WHAT YOU NEED TO DO => Repeat the lines from the line with "x-axis-tick [478,283,480,288]" to the line with "x-axis-tick [88,283,90,288]", both included, and nothing else.
--- Start of DATA EXCERPTS ---
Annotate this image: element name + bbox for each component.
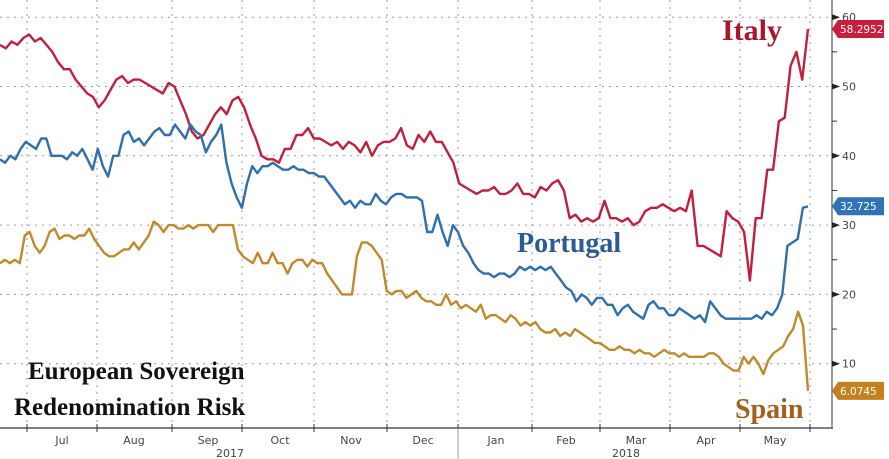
value-tag-italy: 58.2952 [832,20,884,39]
x-tick-label: Oct [270,434,290,447]
label-spain: Spain [735,394,804,425]
x-tick-label: May [764,434,787,447]
series-line-portugal [0,123,809,324]
x-tick-label: Jan [487,434,505,447]
x-year-label: 2017 [216,447,244,459]
series-line-italy [0,28,810,282]
label-portugal: Portugal [517,228,621,259]
y-tick-label: 10 [842,358,856,371]
x-tick-label: Nov [340,434,362,447]
y-tick-label: 50 [842,81,856,94]
x-tick-label: Aug [123,434,144,447]
series-line-spain [0,220,810,391]
value-tags: 58.2952 32.725 6.0745 [832,20,884,400]
x-ticks: Jul Aug Sep Oct Nov Dec Jan Feb Mar Apr May 2017 201… [26,424,811,459]
x-tick-label: Apr [696,434,716,447]
y-tick [832,152,840,159]
y-tick [832,291,840,298]
value-tag-text: 6.0745 [840,386,877,398]
x-tick-label: Feb [556,434,575,447]
x-tick-label: Dec [412,434,433,447]
y-tick [832,360,840,367]
value-tag-text: 58.2952 [840,24,883,36]
y-tick-label: 20 [842,288,856,301]
chart-title-line-2: Redenomination Risk [14,394,245,421]
chart-title-line-1: European Sovereign [28,358,245,385]
grid [0,0,832,428]
x-tick-label: Jul [54,434,68,447]
y-tick [832,83,840,90]
value-tag-spain: 6.0745 [832,381,884,400]
y-tick [832,222,840,229]
x-tick-label: Mar [626,434,647,447]
value-tag-text: 32.725 [840,201,877,213]
x-year-label: 2018 [612,447,640,459]
y-tick-label: 30 [842,219,856,232]
y-tick [832,14,840,21]
value-tag-portugal: 32.725 [832,197,884,216]
label-italy: Italy [722,14,782,47]
y-tick-label: 40 [842,150,856,163]
x-tick-label: Sep [198,434,219,447]
series-lines [0,28,810,391]
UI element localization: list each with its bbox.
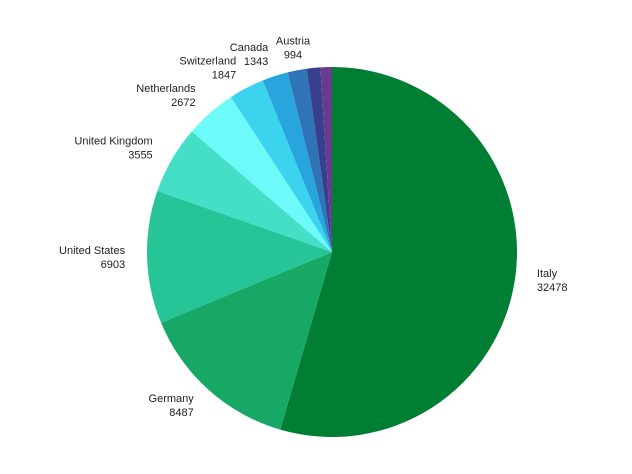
slice-value: 994: [284, 50, 302, 62]
slice-label: Netherlands: [136, 83, 196, 95]
pie-slice: [280, 67, 517, 437]
slice-value: 1847: [212, 69, 236, 81]
pie-slice: [191, 97, 332, 252]
slice-label: United Kingdom: [74, 135, 152, 147]
slice-label: Germany: [149, 393, 195, 405]
slice-value: 2672: [171, 97, 195, 109]
slice-label: Canada: [230, 42, 269, 54]
pie-slice: [262, 72, 332, 252]
pie-slice: [230, 80, 332, 252]
pie-slice: [147, 191, 332, 323]
slice-value: 1343: [244, 56, 268, 68]
slice-value: 3555: [128, 149, 152, 161]
slice-value: 32478: [537, 282, 568, 294]
pie-slice: [161, 252, 332, 430]
slice-value: 8487: [169, 407, 193, 419]
pie-slice: [287, 68, 332, 252]
slice-value: 6903: [101, 259, 125, 271]
pie-slice: [306, 67, 332, 252]
pie-slice: [157, 131, 332, 252]
slice-label: United States: [59, 245, 126, 257]
pie-slice: [320, 67, 332, 252]
slice-label: Austria: [276, 36, 311, 48]
slice-label: Italy: [537, 268, 558, 280]
slice-label: Switzerland: [179, 55, 236, 67]
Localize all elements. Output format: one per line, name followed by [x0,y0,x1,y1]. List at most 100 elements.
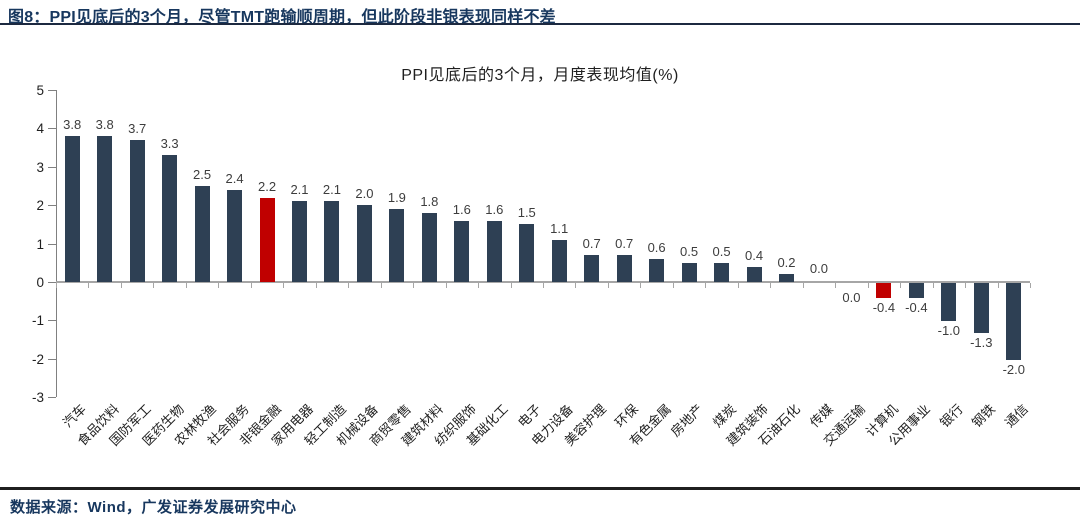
x-axis-tick [478,283,480,288]
bar-value-label: 2.1 [290,182,309,198]
bar-value-label: 1.8 [420,193,439,209]
x-axis-tick [315,283,317,288]
x-category-label: 电子 [514,401,544,431]
bar [681,262,697,282]
bar [876,283,892,299]
footer-divider [0,487,1080,490]
y-tick-label: 2 [36,198,44,214]
x-axis-tick [348,283,350,288]
bar [227,189,243,282]
bar [454,220,470,282]
x-axis-tick [705,283,707,288]
x-axis-tick [672,283,674,288]
bar [421,212,437,282]
x-axis-tick [543,283,544,288]
source-note: 数据来源：Wind，广发证券发展研究中心 [10,499,297,516]
bar-value-label: -1.0 [937,323,961,339]
y-tick-label: 0 [36,275,44,290]
y-tick-label: -2 [31,351,44,367]
bar [129,139,145,282]
x-axis-tick [120,283,122,288]
x-axis-tick [770,283,772,288]
bar-value-label: -0.4 [872,300,896,316]
y-axis-tick [48,358,56,360]
x-axis-tick [607,283,609,288]
bar [324,201,340,282]
bar-value-label: 0.4 [744,247,764,263]
bar [649,258,665,282]
bar [97,136,113,282]
bar [746,266,762,282]
bar-value-label: 3.8 [63,117,82,133]
bar-value-label: 3.3 [160,136,179,152]
bar-value-label: -1.3 [970,334,993,350]
x-axis-tick [965,283,967,288]
bar-value-label: 1.6 [485,201,504,217]
bar [973,283,989,333]
y-axis-tick [48,320,56,322]
x-axis-tick [445,283,447,288]
bar-value-label: 2.5 [193,167,212,182]
bar-value-label: -2.0 [1002,361,1025,377]
caption-divider [0,23,1080,25]
bar-value-label: 0.5 [712,243,731,259]
bar [519,224,535,282]
bar [941,283,957,322]
bar-value-label: 1.1 [550,220,569,236]
y-tick-label: 3 [36,159,44,175]
x-axis-tick [997,283,999,288]
x-axis-tick [737,283,739,288]
y-tick-label: 1 [36,236,44,252]
bar-value-label: 0.0 [809,261,828,276]
x-axis-tick [380,283,382,288]
figure-caption: 图8：PPI见底后的3个月，尽管TMT跑输顺周期，但此阶段非银表现同样不差 [8,9,556,26]
x-axis-tick [185,283,187,288]
bar [908,283,924,299]
bar [584,255,600,282]
bar-value-label: 0.7 [582,236,601,252]
x-axis-tick [88,283,90,288]
bar-value-label: -0.4 [905,300,928,316]
y-axis-tick [48,90,56,91]
x-category-label: 环保 [612,401,642,431]
x-category-label: 煤炭 [709,401,739,431]
bar-value-label: 1.5 [517,205,536,221]
x-category-label: 钢铁 [969,401,999,431]
x-axis-tick [835,283,837,288]
y-axis-tick [48,128,56,130]
bar-value-label: 1.9 [387,190,406,206]
bar [64,136,80,282]
bar-value-label: 2.0 [355,186,374,202]
x-category-label: 房地产 [667,401,707,440]
x-category-label: 银行 [936,401,966,431]
bar [779,274,794,282]
bar [486,220,502,282]
y-axis-tick [48,282,56,283]
x-axis-tick [900,283,902,288]
x-axis-tick [56,283,57,288]
bar-value-label: 2.4 [225,170,244,186]
y-axis-tick [48,243,56,245]
x-axis-tick [640,283,642,288]
bar [714,262,730,282]
y-axis-line [56,90,57,398]
bar [356,205,372,282]
bar [616,255,632,282]
bar [551,239,567,282]
bar-value-label: 3.7 [128,120,147,136]
y-tick-label: -3 [31,390,44,406]
bar-value-label: 2.1 [322,182,341,198]
bar-value-label: 0.7 [615,236,634,252]
bar [389,209,405,282]
x-axis-tick [802,283,804,288]
bar [292,201,307,282]
bar [1006,283,1022,360]
y-tick-label: 4 [36,121,44,137]
bar [194,186,210,282]
x-axis-tick [218,283,220,288]
x-axis-tick [867,283,869,288]
y-axis-tick [48,397,56,399]
bar [259,197,275,282]
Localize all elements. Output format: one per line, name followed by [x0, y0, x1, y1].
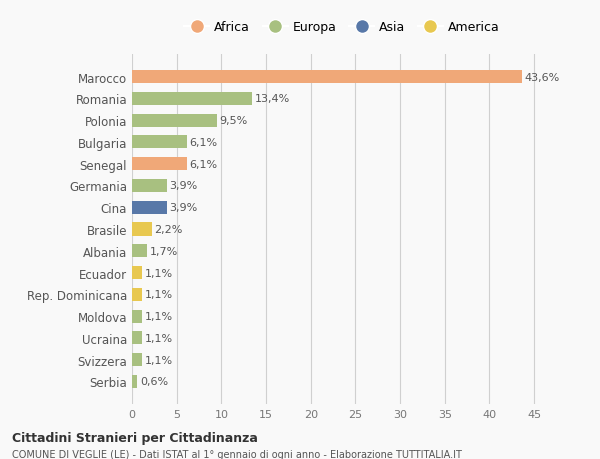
Text: Cittadini Stranieri per Cittadinanza: Cittadini Stranieri per Cittadinanza	[12, 431, 258, 444]
Text: 13,4%: 13,4%	[254, 94, 290, 104]
Text: 6,1%: 6,1%	[189, 159, 217, 169]
Text: COMUNE DI VEGLIE (LE) - Dati ISTAT al 1° gennaio di ogni anno - Elaborazione TUT: COMUNE DI VEGLIE (LE) - Dati ISTAT al 1°…	[12, 449, 462, 459]
Text: 1,1%: 1,1%	[145, 355, 173, 365]
Legend: Africa, Europa, Asia, America: Africa, Europa, Asia, America	[179, 16, 505, 39]
Text: 2,2%: 2,2%	[154, 224, 183, 235]
Bar	[132, 331, 142, 345]
Bar	[132, 375, 137, 388]
Text: 3,9%: 3,9%	[170, 203, 198, 213]
Bar	[132, 114, 217, 128]
Bar	[132, 245, 147, 258]
Text: 1,7%: 1,7%	[150, 246, 178, 256]
Bar	[132, 201, 167, 214]
Text: 43,6%: 43,6%	[524, 73, 560, 83]
Text: 0,6%: 0,6%	[140, 376, 168, 386]
Text: 9,5%: 9,5%	[220, 116, 248, 126]
Bar	[132, 266, 142, 280]
Bar	[132, 158, 187, 171]
Text: 1,1%: 1,1%	[145, 311, 173, 321]
Text: 1,1%: 1,1%	[145, 268, 173, 278]
Bar	[132, 93, 252, 106]
Bar	[132, 223, 152, 236]
Text: 6,1%: 6,1%	[189, 138, 217, 148]
Text: 1,1%: 1,1%	[145, 333, 173, 343]
Text: 1,1%: 1,1%	[145, 290, 173, 300]
Text: 3,9%: 3,9%	[170, 181, 198, 191]
Bar	[132, 353, 142, 366]
Bar	[132, 71, 521, 84]
Bar	[132, 179, 167, 193]
Bar	[132, 136, 187, 149]
Bar	[132, 288, 142, 301]
Bar	[132, 310, 142, 323]
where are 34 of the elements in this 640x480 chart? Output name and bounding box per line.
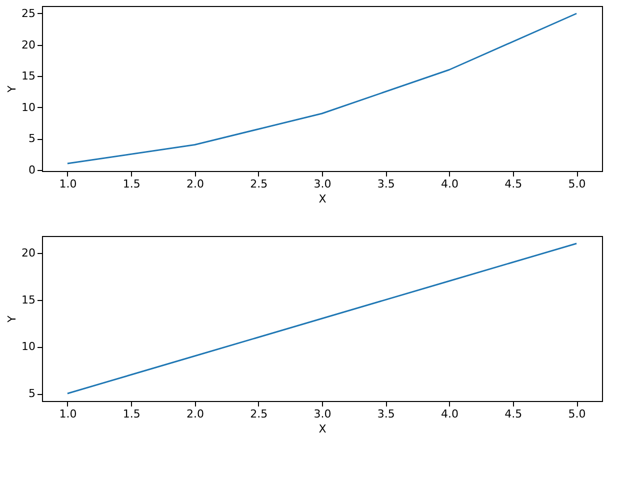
y-axis-title: Y	[6, 85, 19, 94]
y-tick-label: 5	[28, 132, 36, 145]
x-tick-label: 3.5	[377, 408, 395, 420]
y-tick-label: 20	[22, 246, 36, 260]
x-axis-title: X	[318, 192, 327, 206]
x-tick-label: 4.5	[504, 178, 522, 190]
x-tick-label: 3.0	[314, 178, 332, 190]
y-axis-title: Y	[6, 315, 19, 324]
x-tick-label: 5.0	[568, 408, 586, 420]
y-tick-label: 25	[22, 7, 36, 20]
y-tick-label: 10	[22, 100, 36, 114]
y-tick-label: 20	[22, 38, 36, 52]
y-tick-label: 15	[22, 70, 36, 82]
y-tick-label: 5	[28, 387, 36, 400]
x-tick-label: 4.0	[441, 408, 459, 420]
x-tick-label: 1.5	[122, 178, 140, 190]
y-tick-label: 0	[28, 163, 36, 176]
x-tick-label: 1.0	[59, 408, 77, 420]
x-tick-label: 3.0	[314, 408, 332, 420]
x-tick-label: 3.5	[377, 178, 395, 190]
x-tick-label: 1.5	[122, 408, 140, 420]
x-tick-label: 2.5	[250, 178, 268, 190]
y-tick-label: 15	[22, 293, 36, 306]
x-tick-label: 2.5	[250, 408, 268, 420]
x-tick-label: 5.0	[568, 178, 586, 190]
line-series	[66, 12, 578, 164]
x-tick-label: 2.0	[186, 178, 204, 190]
x-tick-label: 4.5	[504, 408, 522, 420]
x-axis-title: X	[318, 422, 327, 436]
x-tick-label: 4.0	[441, 178, 459, 190]
x-tick-label: 2.0	[186, 408, 204, 420]
line-series	[66, 242, 578, 394]
y-tick-label: 10	[22, 340, 36, 354]
x-tick-label: 1.0	[59, 178, 77, 190]
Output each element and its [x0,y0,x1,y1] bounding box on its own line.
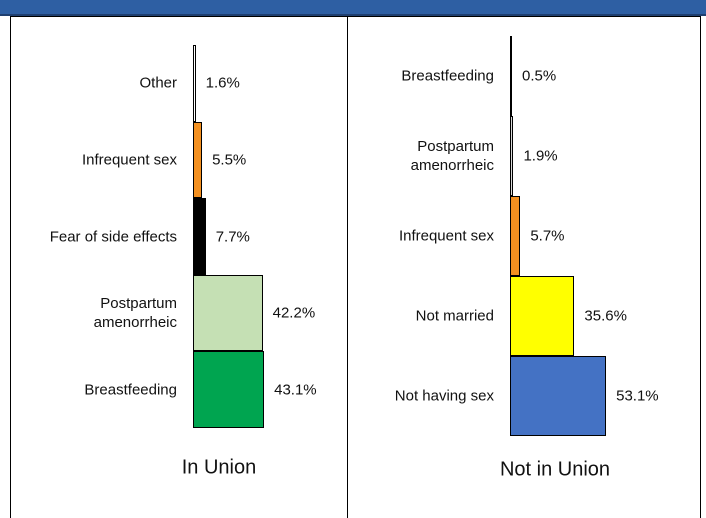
--- End of DATA EXCERPTS ---
REPLY =>
x-axis-tick [478,283,480,288]
bar-value-label: 2.1 [290,182,309,198]
bar-value-label: 1.8 [420,193,439,209]
x-axis-tick [315,283,317,288]
x-category-label: 电子 [514,401,544,431]
bar [681,262,697,282]
bar [876,283,892,299]
footer-divider [0,487,1080,490]
y-tick-label: 2 [36,198,44,214]
x-axis-tick [348,283,350,288]
bar [227,189,243,282]
bar [454,220,470,282]
x-axis-tick [705,283,707,288]
x-axis-tick [672,283,674,288]
bar [421,212,437,282]
x-axis-tick [543,283,544,288]
source-note: 数据来源：Wind，广发证券发展研究中心 [10,499,297,516]
bar-value-label: -1.0 [937,323,961,339]
y-tick-label: 0 [36,275,44,290]
y-tick-label: -2 [31,351,44,367]
bar [129,139,145,282]
x-axis-tick [120,283,122,288]
x-axis-tick [770,283,772,288]
bar-value-label: -0.4 [872,300,896,316]
y-axis-tick [48,358,56,360]
x-axis-tick [607,283,609,288]
bar [324,201,340,282]
bar-value-label: 0.4 [744,247,764,263]
bar [649,258,665,282]
bar [97,136,113,282]
bar [746,266,762,282]
bar-value-label: 3.8 [63,117,82,133]
bar-value-label: 3.3 [160,136,179,152]
bar-value-label: -1.3 [970,334,993,350]
x-axis-tick [965,283,967,288]
bar-value-label: 1.6 [485,201,504,217]
bar [973,283,989,333]
y-axis-tick [48,320,56,322]
x-axis-tick [445,283,447,288]
bar-value-label: 2.5 [193,167,212,182]
bar-value-label: -2.0 [1002,361,1025,377]
caption-divider [0,23,1080,25]
bar-value-label: 0.5 [712,243,731,259]
bar [519,224,535,282]
bar [941,283,957,322]
bar-value-label: 1.1 [550,220,569,236]
y-tick-label: 3 [36,159,44,175]
x-axis-tick [997,283,999,288]
x-axis-tick [737,283,739,288]
y-tick-label: 1 [36,236,44,252]
bar-value-label: 0.0 [809,261,828,276]
x-axis-tick [380,283,382,288]
figure-caption: 图8：PPI见底后的3个月，尽管TMT跑输顺周期，但此阶段非银表现同样不差 [8,9,556,26]
x-axis-tick [185,283,187,288]
bar [908,283,924,299]
bar [584,255,600,282]
bar-value-label: 0.7 [582,236,601,252]
x-axis-tick [88,283,90,288]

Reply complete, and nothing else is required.